━━━━━ Supplied entries ━━━━━

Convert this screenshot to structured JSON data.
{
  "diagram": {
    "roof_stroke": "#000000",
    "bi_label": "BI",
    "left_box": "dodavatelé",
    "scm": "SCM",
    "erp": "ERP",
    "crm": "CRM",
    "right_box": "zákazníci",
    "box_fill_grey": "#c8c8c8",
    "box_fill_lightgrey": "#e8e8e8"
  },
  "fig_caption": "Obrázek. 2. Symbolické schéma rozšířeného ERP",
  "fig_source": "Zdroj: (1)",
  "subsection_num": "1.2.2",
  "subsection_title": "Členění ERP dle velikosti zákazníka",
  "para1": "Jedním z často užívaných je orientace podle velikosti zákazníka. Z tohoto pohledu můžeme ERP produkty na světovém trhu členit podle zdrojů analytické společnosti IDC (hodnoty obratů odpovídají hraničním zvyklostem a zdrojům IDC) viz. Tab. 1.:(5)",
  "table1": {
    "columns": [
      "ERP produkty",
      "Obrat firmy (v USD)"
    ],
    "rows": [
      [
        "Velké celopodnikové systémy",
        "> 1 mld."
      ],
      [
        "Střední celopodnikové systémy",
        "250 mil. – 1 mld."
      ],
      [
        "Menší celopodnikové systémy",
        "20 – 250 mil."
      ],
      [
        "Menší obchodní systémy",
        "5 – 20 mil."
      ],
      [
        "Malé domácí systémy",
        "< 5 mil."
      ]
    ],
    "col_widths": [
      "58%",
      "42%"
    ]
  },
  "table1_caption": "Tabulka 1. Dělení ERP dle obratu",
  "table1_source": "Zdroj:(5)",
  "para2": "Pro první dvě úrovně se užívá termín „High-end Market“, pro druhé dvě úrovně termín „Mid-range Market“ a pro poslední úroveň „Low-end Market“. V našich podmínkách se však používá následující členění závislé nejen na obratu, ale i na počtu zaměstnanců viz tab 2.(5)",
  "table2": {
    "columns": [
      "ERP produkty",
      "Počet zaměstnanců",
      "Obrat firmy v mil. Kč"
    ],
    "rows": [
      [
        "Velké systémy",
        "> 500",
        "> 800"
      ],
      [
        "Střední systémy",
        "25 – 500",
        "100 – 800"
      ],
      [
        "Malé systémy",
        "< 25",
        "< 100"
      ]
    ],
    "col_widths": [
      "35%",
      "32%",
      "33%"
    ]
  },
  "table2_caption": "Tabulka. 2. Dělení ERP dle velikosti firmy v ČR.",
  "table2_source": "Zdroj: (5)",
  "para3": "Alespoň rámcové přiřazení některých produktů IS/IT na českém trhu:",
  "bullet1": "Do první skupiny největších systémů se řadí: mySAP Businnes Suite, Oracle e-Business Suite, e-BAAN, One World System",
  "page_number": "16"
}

━━━━━
━━━━━ Supplied entries ━━━━━

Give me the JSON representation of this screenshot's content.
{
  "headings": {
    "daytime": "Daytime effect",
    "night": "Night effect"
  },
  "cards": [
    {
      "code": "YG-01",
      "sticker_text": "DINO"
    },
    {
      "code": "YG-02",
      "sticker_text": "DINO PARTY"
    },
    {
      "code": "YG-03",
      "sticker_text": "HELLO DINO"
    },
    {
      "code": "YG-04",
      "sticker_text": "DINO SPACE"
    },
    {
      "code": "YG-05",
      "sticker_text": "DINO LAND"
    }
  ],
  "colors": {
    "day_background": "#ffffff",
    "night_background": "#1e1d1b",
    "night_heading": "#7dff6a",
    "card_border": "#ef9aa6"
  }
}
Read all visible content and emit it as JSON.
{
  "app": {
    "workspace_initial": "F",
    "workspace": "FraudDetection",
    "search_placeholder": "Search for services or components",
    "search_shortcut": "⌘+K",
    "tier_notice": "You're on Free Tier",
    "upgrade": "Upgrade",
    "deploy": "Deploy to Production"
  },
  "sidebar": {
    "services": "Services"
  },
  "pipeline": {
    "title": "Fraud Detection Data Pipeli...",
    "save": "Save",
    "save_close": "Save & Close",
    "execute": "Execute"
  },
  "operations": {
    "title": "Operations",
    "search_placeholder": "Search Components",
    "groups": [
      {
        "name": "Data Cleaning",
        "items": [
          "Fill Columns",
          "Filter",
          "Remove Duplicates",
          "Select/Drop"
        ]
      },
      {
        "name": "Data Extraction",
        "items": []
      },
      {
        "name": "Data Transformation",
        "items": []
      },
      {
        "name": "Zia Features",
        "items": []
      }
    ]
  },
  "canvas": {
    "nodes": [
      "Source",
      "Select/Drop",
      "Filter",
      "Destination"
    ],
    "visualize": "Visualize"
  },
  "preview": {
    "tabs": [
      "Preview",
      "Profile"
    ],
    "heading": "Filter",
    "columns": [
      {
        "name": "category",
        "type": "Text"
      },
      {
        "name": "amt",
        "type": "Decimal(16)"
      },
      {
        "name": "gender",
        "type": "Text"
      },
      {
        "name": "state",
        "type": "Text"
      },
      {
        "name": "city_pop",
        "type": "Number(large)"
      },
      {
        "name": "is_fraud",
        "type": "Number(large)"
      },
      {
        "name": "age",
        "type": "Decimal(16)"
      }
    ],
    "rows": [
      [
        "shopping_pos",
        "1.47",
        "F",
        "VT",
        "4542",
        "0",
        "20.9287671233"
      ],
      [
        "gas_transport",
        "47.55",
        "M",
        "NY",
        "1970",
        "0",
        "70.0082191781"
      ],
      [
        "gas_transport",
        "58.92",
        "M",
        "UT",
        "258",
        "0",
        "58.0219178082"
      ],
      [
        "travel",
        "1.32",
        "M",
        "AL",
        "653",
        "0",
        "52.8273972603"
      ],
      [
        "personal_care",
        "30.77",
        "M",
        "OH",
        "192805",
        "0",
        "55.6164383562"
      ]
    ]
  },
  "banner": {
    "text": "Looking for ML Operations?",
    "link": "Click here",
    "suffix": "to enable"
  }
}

━━━━━

Challenge >> Check each line of the records for the word "velikosti" and extract those that contain it.

Answer to this problem >>
  "subsection_title": "Členění ERP dle velikosti zákazníka",
  "para1": "Jedním z často užívaných je orientace podle velikosti zákazníka. Z tohoto pohledu můžeme ERP produkty na světovém trhu členit podle zdrojů analytické společnosti IDC (hodnoty obratů odpovídají hraničním zvyklostem a zdrojům IDC) viz. Tab. 1.:(5)",
  "table2_caption": "Tabulka. 2. Dělení ERP dle velikosti firmy v ČR.",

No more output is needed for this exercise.